What is asked – Find all the lines with "theilhafftig" and gather them.

[Dataset excerpt]
↓

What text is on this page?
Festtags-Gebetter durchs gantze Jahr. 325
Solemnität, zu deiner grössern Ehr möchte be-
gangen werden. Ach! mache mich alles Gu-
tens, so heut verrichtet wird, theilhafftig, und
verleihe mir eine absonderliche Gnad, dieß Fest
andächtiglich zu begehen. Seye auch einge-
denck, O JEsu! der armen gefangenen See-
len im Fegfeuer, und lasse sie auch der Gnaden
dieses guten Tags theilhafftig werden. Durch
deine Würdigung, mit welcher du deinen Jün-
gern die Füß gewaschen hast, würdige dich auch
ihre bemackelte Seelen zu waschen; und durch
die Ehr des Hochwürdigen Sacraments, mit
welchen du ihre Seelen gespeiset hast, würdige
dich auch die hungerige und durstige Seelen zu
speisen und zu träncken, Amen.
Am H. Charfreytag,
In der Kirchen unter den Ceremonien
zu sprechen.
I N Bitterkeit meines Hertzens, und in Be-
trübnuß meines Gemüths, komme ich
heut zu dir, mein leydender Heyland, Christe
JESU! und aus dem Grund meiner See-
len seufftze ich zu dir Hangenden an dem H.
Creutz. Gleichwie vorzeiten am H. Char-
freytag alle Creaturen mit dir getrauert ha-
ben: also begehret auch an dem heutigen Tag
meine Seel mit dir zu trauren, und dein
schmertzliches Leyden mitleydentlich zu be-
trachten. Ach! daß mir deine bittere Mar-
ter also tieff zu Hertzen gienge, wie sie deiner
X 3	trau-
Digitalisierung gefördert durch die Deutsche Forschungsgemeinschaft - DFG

↑

Answer to this problem –
tens, so heut verrichtet wird, theilhafftig, und
dieses guten Tags theilhafftig werden. Durch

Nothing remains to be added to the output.